>> Begin
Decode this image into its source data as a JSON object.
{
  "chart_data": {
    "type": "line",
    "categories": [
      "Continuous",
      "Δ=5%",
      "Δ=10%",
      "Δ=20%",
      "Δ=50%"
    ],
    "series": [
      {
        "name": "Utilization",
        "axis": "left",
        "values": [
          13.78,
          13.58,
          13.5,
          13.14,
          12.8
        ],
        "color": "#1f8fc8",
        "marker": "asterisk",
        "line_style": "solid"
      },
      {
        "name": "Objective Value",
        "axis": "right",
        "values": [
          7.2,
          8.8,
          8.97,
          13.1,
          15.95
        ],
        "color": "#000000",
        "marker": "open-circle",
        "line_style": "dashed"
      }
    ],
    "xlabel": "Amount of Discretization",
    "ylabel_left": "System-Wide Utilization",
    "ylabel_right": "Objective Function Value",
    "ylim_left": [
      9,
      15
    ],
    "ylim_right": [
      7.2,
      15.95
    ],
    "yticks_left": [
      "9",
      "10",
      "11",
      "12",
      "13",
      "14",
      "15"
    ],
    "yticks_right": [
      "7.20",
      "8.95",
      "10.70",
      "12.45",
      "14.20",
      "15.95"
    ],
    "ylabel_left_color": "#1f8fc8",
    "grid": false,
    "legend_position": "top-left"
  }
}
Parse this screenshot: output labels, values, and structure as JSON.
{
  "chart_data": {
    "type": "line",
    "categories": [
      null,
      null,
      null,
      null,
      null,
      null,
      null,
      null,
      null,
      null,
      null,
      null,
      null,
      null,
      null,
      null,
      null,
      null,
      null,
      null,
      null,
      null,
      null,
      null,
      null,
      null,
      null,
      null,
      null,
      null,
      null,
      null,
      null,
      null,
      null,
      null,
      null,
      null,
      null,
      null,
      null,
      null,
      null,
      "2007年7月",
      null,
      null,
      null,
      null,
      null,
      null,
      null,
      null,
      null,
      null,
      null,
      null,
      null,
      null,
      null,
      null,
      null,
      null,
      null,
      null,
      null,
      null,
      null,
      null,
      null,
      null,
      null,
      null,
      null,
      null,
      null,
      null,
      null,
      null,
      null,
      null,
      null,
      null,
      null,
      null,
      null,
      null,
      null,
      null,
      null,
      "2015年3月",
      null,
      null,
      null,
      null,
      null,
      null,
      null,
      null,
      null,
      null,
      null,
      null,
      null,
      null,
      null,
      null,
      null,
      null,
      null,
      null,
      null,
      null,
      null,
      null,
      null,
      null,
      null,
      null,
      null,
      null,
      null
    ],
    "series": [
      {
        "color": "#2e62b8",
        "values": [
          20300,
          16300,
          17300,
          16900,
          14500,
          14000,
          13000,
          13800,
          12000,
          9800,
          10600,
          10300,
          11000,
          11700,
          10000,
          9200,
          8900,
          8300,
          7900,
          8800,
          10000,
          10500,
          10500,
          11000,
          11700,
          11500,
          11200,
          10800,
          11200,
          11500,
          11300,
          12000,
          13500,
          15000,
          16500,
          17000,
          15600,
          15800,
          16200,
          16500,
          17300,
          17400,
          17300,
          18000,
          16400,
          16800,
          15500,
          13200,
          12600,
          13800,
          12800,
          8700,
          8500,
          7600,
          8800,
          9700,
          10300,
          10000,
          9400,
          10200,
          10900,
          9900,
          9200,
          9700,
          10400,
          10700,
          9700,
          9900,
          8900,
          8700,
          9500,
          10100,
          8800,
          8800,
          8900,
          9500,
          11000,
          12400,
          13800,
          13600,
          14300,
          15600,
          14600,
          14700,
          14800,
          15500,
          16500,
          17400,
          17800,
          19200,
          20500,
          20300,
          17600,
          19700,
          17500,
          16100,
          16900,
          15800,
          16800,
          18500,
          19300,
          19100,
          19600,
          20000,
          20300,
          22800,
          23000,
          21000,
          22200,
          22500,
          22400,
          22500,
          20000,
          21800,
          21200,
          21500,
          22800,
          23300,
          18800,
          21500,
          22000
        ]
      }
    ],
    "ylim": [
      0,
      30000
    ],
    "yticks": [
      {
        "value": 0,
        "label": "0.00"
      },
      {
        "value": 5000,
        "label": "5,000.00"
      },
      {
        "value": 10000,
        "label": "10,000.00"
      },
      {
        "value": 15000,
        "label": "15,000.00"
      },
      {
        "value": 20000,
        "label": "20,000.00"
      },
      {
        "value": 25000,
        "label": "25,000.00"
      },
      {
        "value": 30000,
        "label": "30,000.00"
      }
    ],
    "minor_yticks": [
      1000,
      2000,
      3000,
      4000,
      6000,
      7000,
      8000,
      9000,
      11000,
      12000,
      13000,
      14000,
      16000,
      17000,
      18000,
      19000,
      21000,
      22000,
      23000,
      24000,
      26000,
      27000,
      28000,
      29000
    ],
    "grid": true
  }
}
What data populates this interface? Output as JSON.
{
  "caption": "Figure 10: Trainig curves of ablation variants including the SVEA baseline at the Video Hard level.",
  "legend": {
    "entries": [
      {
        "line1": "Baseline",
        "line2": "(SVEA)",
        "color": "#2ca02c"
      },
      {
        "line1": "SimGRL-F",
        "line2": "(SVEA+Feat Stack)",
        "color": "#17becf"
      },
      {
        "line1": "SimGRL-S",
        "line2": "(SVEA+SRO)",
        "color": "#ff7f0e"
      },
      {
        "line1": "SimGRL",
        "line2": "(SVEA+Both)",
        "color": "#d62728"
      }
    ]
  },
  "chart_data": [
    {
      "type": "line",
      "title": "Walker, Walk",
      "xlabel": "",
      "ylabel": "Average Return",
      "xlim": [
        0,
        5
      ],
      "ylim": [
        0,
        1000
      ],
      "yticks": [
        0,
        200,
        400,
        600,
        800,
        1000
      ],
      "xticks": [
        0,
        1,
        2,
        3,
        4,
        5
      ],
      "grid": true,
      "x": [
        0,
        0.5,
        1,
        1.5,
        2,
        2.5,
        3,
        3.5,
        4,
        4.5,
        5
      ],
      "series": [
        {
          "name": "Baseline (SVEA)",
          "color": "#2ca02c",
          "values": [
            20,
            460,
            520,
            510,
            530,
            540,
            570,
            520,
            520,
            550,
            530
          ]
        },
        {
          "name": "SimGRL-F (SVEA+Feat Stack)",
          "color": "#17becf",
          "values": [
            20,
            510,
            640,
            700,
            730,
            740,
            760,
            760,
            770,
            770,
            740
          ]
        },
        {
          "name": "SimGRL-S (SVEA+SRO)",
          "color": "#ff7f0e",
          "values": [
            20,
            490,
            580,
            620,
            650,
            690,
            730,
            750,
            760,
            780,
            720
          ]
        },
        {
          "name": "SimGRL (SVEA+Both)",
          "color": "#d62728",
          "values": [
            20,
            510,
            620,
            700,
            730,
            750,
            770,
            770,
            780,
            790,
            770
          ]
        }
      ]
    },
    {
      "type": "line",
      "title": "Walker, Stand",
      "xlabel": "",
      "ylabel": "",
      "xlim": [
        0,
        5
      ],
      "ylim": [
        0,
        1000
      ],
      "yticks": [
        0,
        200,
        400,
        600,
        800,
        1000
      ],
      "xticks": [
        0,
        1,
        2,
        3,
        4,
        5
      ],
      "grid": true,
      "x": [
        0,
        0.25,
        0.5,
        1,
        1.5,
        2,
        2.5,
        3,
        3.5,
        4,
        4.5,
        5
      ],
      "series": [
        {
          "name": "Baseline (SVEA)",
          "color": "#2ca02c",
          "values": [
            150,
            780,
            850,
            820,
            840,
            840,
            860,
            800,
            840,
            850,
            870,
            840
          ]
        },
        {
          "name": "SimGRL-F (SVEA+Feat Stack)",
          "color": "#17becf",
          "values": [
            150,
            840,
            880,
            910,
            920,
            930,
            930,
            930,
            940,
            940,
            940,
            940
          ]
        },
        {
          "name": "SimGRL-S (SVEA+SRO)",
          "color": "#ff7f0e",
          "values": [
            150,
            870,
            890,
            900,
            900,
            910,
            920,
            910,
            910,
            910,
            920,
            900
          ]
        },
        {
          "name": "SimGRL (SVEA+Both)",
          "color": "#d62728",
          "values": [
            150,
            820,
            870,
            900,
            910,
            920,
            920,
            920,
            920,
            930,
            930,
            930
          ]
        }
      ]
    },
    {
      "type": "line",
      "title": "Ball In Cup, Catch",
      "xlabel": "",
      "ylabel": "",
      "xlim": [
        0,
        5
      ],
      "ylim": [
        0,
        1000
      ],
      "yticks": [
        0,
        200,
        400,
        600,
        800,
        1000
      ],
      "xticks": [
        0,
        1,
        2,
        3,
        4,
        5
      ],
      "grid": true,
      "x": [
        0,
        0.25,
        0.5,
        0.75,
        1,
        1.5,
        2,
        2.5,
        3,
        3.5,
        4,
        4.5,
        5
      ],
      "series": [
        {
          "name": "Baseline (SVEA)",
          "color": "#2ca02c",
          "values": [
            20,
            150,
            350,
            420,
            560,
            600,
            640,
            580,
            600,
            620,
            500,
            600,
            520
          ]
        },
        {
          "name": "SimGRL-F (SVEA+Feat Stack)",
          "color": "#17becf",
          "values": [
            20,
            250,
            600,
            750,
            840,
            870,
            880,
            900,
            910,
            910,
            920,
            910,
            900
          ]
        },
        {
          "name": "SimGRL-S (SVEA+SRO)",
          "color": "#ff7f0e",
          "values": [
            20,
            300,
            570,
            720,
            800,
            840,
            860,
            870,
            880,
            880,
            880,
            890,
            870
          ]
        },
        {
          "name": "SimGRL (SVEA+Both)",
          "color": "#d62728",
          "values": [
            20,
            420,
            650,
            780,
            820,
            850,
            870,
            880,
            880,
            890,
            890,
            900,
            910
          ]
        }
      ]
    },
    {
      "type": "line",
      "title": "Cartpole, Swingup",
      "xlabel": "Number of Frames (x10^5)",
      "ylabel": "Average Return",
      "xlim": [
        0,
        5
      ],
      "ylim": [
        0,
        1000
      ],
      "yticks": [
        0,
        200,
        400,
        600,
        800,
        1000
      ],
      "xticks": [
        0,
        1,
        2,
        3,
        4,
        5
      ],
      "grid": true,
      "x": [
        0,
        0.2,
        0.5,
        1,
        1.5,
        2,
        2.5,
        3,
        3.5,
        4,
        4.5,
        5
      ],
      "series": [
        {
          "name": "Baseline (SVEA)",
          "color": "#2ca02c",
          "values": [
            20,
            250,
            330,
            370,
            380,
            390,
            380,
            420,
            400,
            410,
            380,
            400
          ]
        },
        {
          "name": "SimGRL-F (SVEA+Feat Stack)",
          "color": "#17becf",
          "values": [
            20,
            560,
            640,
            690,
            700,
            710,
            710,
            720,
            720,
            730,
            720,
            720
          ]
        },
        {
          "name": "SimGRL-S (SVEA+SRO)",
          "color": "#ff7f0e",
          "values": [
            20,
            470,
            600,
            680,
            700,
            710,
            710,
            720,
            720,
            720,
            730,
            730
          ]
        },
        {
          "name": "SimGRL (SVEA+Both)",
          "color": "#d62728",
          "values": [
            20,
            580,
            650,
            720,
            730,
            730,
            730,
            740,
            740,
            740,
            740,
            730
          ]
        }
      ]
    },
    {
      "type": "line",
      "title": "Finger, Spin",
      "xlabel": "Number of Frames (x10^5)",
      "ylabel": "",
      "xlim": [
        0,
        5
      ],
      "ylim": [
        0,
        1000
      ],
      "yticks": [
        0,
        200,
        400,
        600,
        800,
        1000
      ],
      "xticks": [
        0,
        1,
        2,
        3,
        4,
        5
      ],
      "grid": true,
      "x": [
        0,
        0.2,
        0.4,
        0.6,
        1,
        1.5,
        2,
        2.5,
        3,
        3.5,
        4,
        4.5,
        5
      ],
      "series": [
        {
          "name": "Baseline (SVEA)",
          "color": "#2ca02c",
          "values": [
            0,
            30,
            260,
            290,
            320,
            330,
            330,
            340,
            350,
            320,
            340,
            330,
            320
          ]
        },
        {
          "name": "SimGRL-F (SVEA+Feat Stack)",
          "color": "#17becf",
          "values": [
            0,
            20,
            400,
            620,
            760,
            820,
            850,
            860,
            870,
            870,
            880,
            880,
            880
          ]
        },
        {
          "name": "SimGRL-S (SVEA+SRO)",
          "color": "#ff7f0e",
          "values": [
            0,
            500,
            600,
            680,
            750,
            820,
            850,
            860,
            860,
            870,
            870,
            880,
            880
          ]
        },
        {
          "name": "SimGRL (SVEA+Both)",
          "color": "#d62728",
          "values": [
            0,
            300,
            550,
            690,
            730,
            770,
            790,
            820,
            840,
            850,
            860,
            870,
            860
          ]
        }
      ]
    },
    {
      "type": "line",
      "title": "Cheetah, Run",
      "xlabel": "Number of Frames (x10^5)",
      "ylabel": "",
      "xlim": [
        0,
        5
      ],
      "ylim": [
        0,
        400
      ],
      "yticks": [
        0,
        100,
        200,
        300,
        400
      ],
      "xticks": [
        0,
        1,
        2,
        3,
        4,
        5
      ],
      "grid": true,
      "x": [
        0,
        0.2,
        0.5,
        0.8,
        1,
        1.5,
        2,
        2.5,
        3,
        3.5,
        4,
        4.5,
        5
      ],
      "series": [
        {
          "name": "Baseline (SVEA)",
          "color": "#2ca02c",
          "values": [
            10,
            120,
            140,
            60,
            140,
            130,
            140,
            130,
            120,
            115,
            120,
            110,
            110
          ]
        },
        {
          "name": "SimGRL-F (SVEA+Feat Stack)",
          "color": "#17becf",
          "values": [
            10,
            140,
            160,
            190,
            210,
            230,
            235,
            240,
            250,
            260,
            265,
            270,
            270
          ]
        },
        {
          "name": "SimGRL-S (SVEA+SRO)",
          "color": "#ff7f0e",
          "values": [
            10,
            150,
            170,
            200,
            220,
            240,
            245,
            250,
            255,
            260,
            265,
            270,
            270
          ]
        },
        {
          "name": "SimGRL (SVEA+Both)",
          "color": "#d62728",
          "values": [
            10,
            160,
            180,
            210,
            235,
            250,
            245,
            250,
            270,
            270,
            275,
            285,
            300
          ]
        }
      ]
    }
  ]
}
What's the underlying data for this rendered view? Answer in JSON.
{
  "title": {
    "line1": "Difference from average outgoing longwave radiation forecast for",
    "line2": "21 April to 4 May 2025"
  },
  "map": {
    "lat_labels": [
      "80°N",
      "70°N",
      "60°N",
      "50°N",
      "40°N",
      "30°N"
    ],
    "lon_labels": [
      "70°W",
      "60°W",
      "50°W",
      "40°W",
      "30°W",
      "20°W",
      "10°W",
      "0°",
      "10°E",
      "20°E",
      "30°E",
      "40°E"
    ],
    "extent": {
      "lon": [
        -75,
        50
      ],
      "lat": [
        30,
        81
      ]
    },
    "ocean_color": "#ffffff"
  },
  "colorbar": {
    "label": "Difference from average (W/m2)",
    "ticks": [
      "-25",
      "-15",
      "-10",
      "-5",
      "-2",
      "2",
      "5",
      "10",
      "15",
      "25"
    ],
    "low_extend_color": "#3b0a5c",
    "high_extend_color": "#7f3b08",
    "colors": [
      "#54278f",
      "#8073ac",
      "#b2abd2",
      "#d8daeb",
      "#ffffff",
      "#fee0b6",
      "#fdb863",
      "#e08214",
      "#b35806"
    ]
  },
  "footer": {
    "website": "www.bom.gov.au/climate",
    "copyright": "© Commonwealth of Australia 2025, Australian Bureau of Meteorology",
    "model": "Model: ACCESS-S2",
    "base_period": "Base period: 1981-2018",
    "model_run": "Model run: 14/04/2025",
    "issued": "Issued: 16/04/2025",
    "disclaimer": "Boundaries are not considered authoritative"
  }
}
>> End
### Request
Copy out every line from the data above that has "title" in it.

### Response to this exercise
      "title": "Walker, Walk",
      "title": "Walker, Stand",
      "title": "Ball In Cup, Catch",
      "title": "Cartpole, Swingup",
      "title": "Finger, Spin",
      "title": "Cheetah, Run",
  "title": {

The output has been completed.